[Records from a collection of figures]
—————

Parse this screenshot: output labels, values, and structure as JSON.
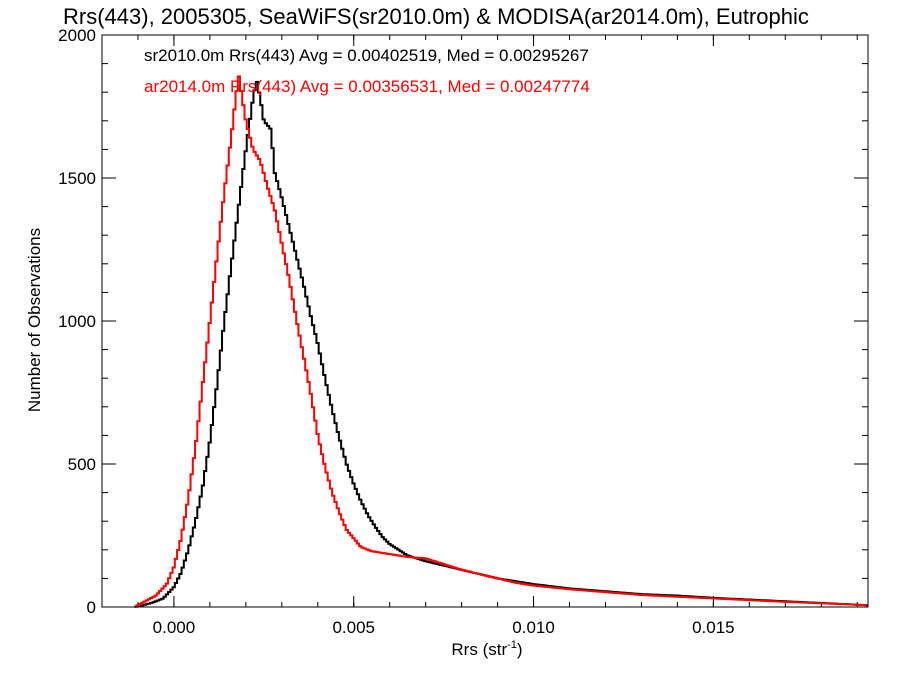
{
  "chart_data": {
    "type": "line",
    "title": "Rrs(443), 2005305, SeaWiFS(sr2010.0m) & MODISA(ar2014.0m), Eutrophic",
    "xlabel_main": "Rrs (str",
    "xlabel_sup": "-1",
    "xlabel_end": ")",
    "ylabel": "Number of Observations",
    "xlim": [
      -0.002,
      0.0193
    ],
    "ylim": [
      0,
      2000
    ],
    "xticks": [
      0.0,
      0.005,
      0.01,
      0.015
    ],
    "xtick_labels": [
      "0.000",
      "0.005",
      "0.010",
      "0.015"
    ],
    "yticks": [
      0,
      500,
      1000,
      1500,
      2000
    ],
    "ytick_labels": [
      "0",
      "500",
      "1000",
      "1500",
      "2000"
    ],
    "series": [
      {
        "name": "sr2010.0m",
        "color": "#000000",
        "annotation": "sr2010.0m Rrs(443) Avg = 0.00402519, Med = 0.00295267",
        "points": [
          [
            -0.0011,
            0
          ],
          [
            -0.0009,
            5
          ],
          [
            -0.0006,
            15
          ],
          [
            -0.0003,
            30
          ],
          [
            0.0,
            70
          ],
          [
            0.0002,
            120
          ],
          [
            0.0004,
            200
          ],
          [
            0.0006,
            300
          ],
          [
            0.0008,
            420
          ],
          [
            0.001,
            580
          ],
          [
            0.0012,
            780
          ],
          [
            0.0014,
            1000
          ],
          [
            0.0016,
            1200
          ],
          [
            0.0018,
            1400
          ],
          [
            0.002,
            1600
          ],
          [
            0.0022,
            1780
          ],
          [
            0.0023,
            1840
          ],
          [
            0.0024,
            1780
          ],
          [
            0.0025,
            1700
          ],
          [
            0.0027,
            1670
          ],
          [
            0.0028,
            1520
          ],
          [
            0.003,
            1430
          ],
          [
            0.0032,
            1330
          ],
          [
            0.0034,
            1230
          ],
          [
            0.0036,
            1130
          ],
          [
            0.0038,
            1020
          ],
          [
            0.004,
            920
          ],
          [
            0.0042,
            800
          ],
          [
            0.0044,
            690
          ],
          [
            0.0046,
            590
          ],
          [
            0.0048,
            500
          ],
          [
            0.005,
            430
          ],
          [
            0.0052,
            370
          ],
          [
            0.0054,
            320
          ],
          [
            0.0056,
            280
          ],
          [
            0.0058,
            245
          ],
          [
            0.006,
            220
          ],
          [
            0.0065,
            180
          ],
          [
            0.007,
            160
          ],
          [
            0.0075,
            145
          ],
          [
            0.008,
            130
          ],
          [
            0.0085,
            115
          ],
          [
            0.009,
            100
          ],
          [
            0.0095,
            90
          ],
          [
            0.01,
            80
          ],
          [
            0.011,
            65
          ],
          [
            0.012,
            55
          ],
          [
            0.013,
            45
          ],
          [
            0.014,
            40
          ],
          [
            0.015,
            32
          ],
          [
            0.016,
            26
          ],
          [
            0.017,
            20
          ],
          [
            0.018,
            14
          ],
          [
            0.019,
            8
          ],
          [
            0.0193,
            6
          ]
        ]
      },
      {
        "name": "ar2014.0m",
        "color": "#ff0000",
        "annotation": "ar2014.0m Rrs(443) Avg = 0.00356531, Med = 0.00247774",
        "points": [
          [
            -0.0011,
            0
          ],
          [
            -0.0008,
            20
          ],
          [
            -0.0005,
            40
          ],
          [
            -0.0002,
            80
          ],
          [
            0.0,
            140
          ],
          [
            0.0002,
            240
          ],
          [
            0.0004,
            380
          ],
          [
            0.0006,
            560
          ],
          [
            0.0008,
            780
          ],
          [
            0.001,
            1000
          ],
          [
            0.0012,
            1230
          ],
          [
            0.0014,
            1450
          ],
          [
            0.0016,
            1650
          ],
          [
            0.0017,
            1760
          ],
          [
            0.0018,
            1860
          ],
          [
            0.0019,
            1780
          ],
          [
            0.002,
            1700
          ],
          [
            0.0022,
            1600
          ],
          [
            0.0024,
            1560
          ],
          [
            0.0026,
            1470
          ],
          [
            0.0028,
            1390
          ],
          [
            0.003,
            1270
          ],
          [
            0.0032,
            1150
          ],
          [
            0.0034,
            1010
          ],
          [
            0.0036,
            880
          ],
          [
            0.0038,
            750
          ],
          [
            0.004,
            600
          ],
          [
            0.0042,
            490
          ],
          [
            0.0044,
            400
          ],
          [
            0.0046,
            330
          ],
          [
            0.0048,
            270
          ],
          [
            0.005,
            240
          ],
          [
            0.0052,
            210
          ],
          [
            0.0055,
            195
          ],
          [
            0.006,
            185
          ],
          [
            0.0065,
            175
          ],
          [
            0.007,
            170
          ],
          [
            0.0075,
            150
          ],
          [
            0.008,
            130
          ],
          [
            0.0085,
            115
          ],
          [
            0.009,
            100
          ],
          [
            0.0095,
            85
          ],
          [
            0.01,
            75
          ],
          [
            0.011,
            62
          ],
          [
            0.012,
            52
          ],
          [
            0.013,
            42
          ],
          [
            0.014,
            36
          ],
          [
            0.015,
            30
          ],
          [
            0.016,
            24
          ],
          [
            0.017,
            18
          ],
          [
            0.018,
            13
          ],
          [
            0.019,
            8
          ],
          [
            0.0193,
            6
          ]
        ]
      }
    ]
  }
}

—————

[WHAT TO PRODUCE] Copy each line of the records containing the string "annotation".

[TASK SOLUTION]
        "annotation": "sr2010.0m Rrs(443) Avg = 0.00402519, Med = 0.00295267",
        "annotation": "ar2014.0m Rrs(443) Avg = 0.00356531, Med = 0.00247774",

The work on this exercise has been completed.